Recorded data
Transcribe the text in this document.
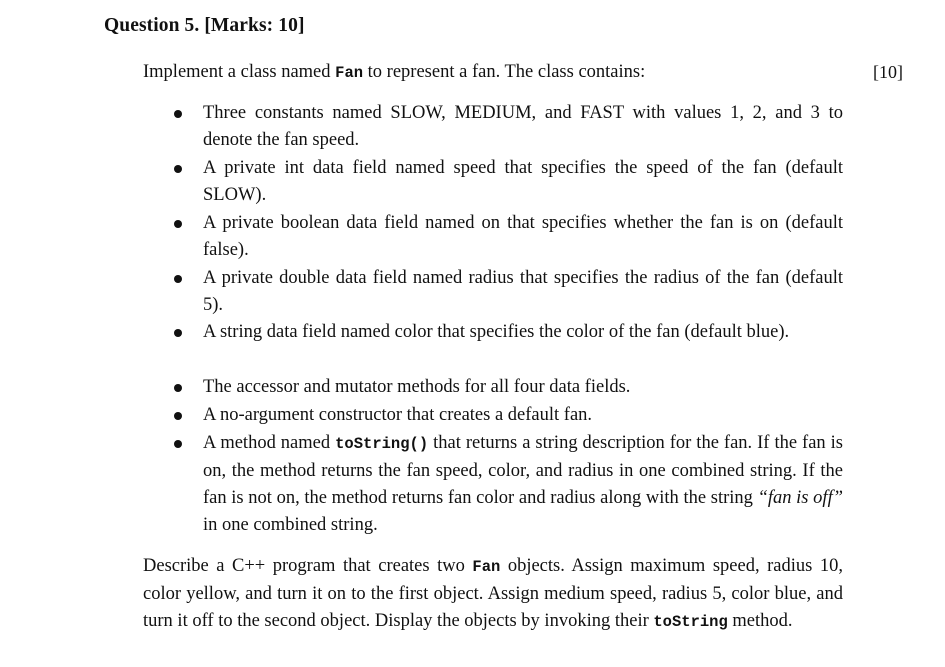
Question 5. [Marks: 10]
Implement a class named Fan to represent a fan. The class contains:	[10]
Three constants named SLOW, MEDIUM, and FAST with values 1, 2, and 3 to denote the fan speed.
A private int data field named speed that specifies the speed of the fan (default SLOW).
A private boolean data field named on that specifies whether the fan is on (default false).
A private double data field named radius that specifies the radius of the fan (default 5).
A string data field named color that specifies the color of the fan (default blue).
The accessor and mutator methods for all four data fields.
A no-argument constructor that creates a default fan.
A method named toString() that returns a string description for the fan. If the fan is on, the method returns the fan speed, color, and radius in one combined string. If the fan is not on, the method returns fan color and radius along with the string “fan is off” in one combined string.
Describe a C++ program that creates two Fan objects. Assign maximum speed, radius 10, color yellow, and turn it on to the first object. Assign medium speed, radius 5, color blue, and turn it off to the second object. Display the objects by invoking their toString method.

## Exercise prompt
Reproduce the data word for word, excluding its pictures.

## Completed exercise
Transcribe the text in this document.
Question 5. [Marks: 10]
Implement a class named Fan to represent a fan. The class contains:	[10]
Three constants named SLOW, MEDIUM, and FAST with values 1, 2, and 3 to denote the fan speed.
A private int data field named speed that specifies the speed of the fan (default SLOW).
A private boolean data field named on that specifies whether the fan is on (default false).
A private double data field named radius that specifies the radius of the fan (default 5).
A string data field named color that specifies the color of the fan (default blue).
The accessor and mutator methods for all four data fields.
A no-argument constructor that creates a default fan.
A method named toString() that returns a string description for the fan. If the fan is on, the method returns the fan speed, color, and radius in one combined string. If the fan is not on, the method returns fan color and radius along with the string “fan is off” in one combined string.
Describe a C++ program that creates two Fan objects. Assign maximum speed, radius 10, color yellow, and turn it on to the first object. Assign medium speed, radius 5, color blue, and turn it off to the second object. Display the objects by invoking their toString method.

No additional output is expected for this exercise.